Data entries
###
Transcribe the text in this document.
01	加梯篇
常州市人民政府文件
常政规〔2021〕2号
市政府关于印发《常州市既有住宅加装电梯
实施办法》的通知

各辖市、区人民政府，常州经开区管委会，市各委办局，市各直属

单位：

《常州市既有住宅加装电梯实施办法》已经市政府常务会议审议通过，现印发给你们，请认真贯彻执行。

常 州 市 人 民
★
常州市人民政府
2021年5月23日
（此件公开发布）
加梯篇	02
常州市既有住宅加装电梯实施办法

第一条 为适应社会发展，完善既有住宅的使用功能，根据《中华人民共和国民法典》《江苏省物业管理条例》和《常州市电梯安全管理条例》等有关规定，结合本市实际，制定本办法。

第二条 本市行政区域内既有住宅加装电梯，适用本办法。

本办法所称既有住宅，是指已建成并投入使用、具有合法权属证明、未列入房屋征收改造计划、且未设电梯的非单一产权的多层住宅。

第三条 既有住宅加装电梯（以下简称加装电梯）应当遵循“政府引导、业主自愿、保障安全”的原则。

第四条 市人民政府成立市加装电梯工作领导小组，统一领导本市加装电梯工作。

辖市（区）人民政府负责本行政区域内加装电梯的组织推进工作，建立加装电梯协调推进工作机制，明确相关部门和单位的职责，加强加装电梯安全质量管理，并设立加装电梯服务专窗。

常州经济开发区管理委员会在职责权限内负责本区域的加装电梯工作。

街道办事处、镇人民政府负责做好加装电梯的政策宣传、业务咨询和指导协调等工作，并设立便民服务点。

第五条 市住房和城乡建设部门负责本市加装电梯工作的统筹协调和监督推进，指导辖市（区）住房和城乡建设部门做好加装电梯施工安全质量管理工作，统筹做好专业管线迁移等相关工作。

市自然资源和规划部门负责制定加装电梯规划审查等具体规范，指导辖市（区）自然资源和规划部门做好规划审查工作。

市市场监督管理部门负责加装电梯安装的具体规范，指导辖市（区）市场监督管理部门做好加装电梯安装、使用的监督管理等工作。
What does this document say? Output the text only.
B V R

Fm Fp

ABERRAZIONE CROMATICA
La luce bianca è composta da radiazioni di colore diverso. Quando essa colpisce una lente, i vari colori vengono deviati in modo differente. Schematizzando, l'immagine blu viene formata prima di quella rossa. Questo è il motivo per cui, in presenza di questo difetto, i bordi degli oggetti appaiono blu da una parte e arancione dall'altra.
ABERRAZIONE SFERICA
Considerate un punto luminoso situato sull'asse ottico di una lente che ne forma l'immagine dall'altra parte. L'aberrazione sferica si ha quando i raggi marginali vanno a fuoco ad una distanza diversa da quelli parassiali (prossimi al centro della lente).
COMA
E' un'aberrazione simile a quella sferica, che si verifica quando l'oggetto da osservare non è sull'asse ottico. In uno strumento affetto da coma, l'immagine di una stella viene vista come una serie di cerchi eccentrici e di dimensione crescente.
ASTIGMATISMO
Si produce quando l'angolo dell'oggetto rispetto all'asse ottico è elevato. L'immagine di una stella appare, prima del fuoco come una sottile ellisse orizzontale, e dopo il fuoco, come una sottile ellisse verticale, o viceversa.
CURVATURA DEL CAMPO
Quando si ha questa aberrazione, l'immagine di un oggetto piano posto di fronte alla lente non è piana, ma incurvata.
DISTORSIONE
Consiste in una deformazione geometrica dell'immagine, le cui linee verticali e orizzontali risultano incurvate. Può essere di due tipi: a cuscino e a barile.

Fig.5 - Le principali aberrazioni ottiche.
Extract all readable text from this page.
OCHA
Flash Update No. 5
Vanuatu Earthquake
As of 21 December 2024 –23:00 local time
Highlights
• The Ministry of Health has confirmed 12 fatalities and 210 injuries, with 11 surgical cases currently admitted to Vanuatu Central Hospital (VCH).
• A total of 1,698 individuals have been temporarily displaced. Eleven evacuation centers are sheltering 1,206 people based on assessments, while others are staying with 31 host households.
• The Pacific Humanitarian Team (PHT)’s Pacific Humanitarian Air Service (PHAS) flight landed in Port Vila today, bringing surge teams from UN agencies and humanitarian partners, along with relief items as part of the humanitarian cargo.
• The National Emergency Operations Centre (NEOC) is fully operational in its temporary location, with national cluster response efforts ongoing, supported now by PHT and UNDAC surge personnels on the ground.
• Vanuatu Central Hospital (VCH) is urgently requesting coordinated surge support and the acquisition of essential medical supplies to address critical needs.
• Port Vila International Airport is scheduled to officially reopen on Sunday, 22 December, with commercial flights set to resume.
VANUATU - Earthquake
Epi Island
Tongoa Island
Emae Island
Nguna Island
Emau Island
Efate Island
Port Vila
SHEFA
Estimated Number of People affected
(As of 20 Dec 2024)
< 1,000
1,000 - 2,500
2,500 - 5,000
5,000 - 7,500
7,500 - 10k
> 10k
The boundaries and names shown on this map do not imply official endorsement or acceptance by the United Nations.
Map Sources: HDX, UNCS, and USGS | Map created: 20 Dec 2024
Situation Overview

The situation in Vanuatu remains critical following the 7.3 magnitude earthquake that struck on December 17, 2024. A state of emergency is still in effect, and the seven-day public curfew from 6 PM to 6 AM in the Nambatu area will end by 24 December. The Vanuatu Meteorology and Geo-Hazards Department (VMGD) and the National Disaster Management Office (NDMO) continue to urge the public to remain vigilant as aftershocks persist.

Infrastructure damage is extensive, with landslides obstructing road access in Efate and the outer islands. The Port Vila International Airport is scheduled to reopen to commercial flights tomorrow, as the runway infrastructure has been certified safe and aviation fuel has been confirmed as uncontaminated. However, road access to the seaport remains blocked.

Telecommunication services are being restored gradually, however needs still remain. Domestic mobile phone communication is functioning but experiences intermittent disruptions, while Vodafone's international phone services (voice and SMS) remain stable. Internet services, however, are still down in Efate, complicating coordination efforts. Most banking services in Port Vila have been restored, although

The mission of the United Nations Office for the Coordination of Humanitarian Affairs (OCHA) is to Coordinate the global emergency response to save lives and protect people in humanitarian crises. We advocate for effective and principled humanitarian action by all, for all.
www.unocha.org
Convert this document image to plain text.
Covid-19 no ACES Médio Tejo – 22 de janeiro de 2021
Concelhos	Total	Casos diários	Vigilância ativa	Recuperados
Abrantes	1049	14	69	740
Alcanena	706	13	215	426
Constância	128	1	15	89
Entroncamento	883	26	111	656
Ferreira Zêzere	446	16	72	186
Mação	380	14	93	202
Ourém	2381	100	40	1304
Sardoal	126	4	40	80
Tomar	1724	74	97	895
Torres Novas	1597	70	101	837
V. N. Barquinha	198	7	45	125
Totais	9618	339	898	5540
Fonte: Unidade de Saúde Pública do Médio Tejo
###
**What is required:** Find the lines that include the string "needs", then copy each of them.

**Complete output:**
• Vanuatu Central Hospital (VCH) is urgently requesting coordinated surge support and the acquisition of essential medical supplies to address critical needs.
Telecommunication services are being restored gradually, however needs still remain. Domestic mobile phone communication is functioning but experiences intermittent disruptions, while Vodafone's international phone services (voice and SMS) remain stable. Internet services, however, are still down in Efate, complicating coordination efforts. Most banking services in Port Vila have been restored, although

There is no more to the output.